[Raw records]
——
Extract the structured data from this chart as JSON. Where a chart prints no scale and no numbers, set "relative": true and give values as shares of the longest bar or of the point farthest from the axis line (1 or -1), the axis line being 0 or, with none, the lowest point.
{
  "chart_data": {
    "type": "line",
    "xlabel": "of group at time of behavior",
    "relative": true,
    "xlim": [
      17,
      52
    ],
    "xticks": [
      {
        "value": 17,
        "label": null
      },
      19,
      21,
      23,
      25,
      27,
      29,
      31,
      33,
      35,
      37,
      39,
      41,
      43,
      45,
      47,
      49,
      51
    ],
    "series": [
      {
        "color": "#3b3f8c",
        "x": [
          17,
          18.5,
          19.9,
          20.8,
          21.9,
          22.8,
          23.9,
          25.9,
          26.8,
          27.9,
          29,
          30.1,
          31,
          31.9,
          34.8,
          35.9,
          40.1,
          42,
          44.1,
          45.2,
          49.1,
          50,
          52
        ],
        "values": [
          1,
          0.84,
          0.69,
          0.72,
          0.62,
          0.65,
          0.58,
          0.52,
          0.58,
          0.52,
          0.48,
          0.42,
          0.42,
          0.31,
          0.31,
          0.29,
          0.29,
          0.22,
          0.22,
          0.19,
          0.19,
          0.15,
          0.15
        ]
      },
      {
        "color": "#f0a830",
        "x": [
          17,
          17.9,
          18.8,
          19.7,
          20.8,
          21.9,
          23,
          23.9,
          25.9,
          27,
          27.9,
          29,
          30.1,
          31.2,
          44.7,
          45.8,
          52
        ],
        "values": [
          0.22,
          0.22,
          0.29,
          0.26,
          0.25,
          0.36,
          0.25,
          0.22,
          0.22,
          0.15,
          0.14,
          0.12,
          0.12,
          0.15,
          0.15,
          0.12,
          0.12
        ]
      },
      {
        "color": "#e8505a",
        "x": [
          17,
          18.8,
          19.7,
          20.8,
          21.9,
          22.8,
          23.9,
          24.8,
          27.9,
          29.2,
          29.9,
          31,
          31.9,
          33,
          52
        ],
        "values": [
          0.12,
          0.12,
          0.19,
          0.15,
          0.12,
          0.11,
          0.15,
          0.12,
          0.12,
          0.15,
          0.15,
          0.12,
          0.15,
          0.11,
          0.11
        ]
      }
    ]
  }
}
——
GIVEN INSTRUCTION:
Output every record above exactly as it appears.

SOLUTION:
Extract the structured data from this chart as JSON. Where a chart prints no scale and no numbers, set "relative": true and give values as shares of the longest bar or of the point farthest from the axis line (1 or -1), the axis line being 0 or, with none, the lowest point.
{
  "chart_data": {
    "type": "line",
    "xlabel": "of group at time of behavior",
    "relative": true,
    "xlim": [
      17,
      52
    ],
    "xticks": [
      {
        "value": 17,
        "label": null
      },
      19,
      21,
      23,
      25,
      27,
      29,
      31,
      33,
      35,
      37,
      39,
      41,
      43,
      45,
      47,
      49,
      51
    ],
    "series": [
      {
        "color": "#3b3f8c",
        "x": [
          17,
          18.5,
          19.9,
          20.8,
          21.9,
          22.8,
          23.9,
          25.9,
          26.8,
          27.9,
          29,
          30.1,
          31,
          31.9,
          34.8,
          35.9,
          40.1,
          42,
          44.1,
          45.2,
          49.1,
          50,
          52
        ],
        "values": [
          1,
          0.84,
          0.69,
          0.72,
          0.62,
          0.65,
          0.58,
          0.52,
          0.58,
          0.52,
          0.48,
          0.42,
          0.42,
          0.31,
          0.31,
          0.29,
          0.29,
          0.22,
          0.22,
          0.19,
          0.19,
          0.15,
          0.15
        ]
      },
      {
        "color": "#f0a830",
        "x": [
          17,
          17.9,
          18.8,
          19.7,
          20.8,
          21.9,
          23,
          23.9,
          25.9,
          27,
          27.9,
          29,
          30.1,
          31.2,
          44.7,
          45.8,
          52
        ],
        "values": [
          0.22,
          0.22,
          0.29,
          0.26,
          0.25,
          0.36,
          0.25,
          0.22,
          0.22,
          0.15,
          0.14,
          0.12,
          0.12,
          0.15,
          0.15,
          0.12,
          0.12
        ]
      },
      {
        "color": "#e8505a",
        "x": [
          17,
          18.8,
          19.7,
          20.8,
          21.9,
          22.8,
          23.9,
          24.8,
          27.9,
          29.2,
          29.9,
          31,
          31.9,
          33,
          52
        ],
        "values": [
          0.12,
          0.12,
          0.19,
          0.15,
          0.12,
          0.11,
          0.15,
          0.12,
          0.12,
          0.15,
          0.15,
          0.12,
          0.15,
          0.11,
          0.11
        ]
      }
    ]
  }
}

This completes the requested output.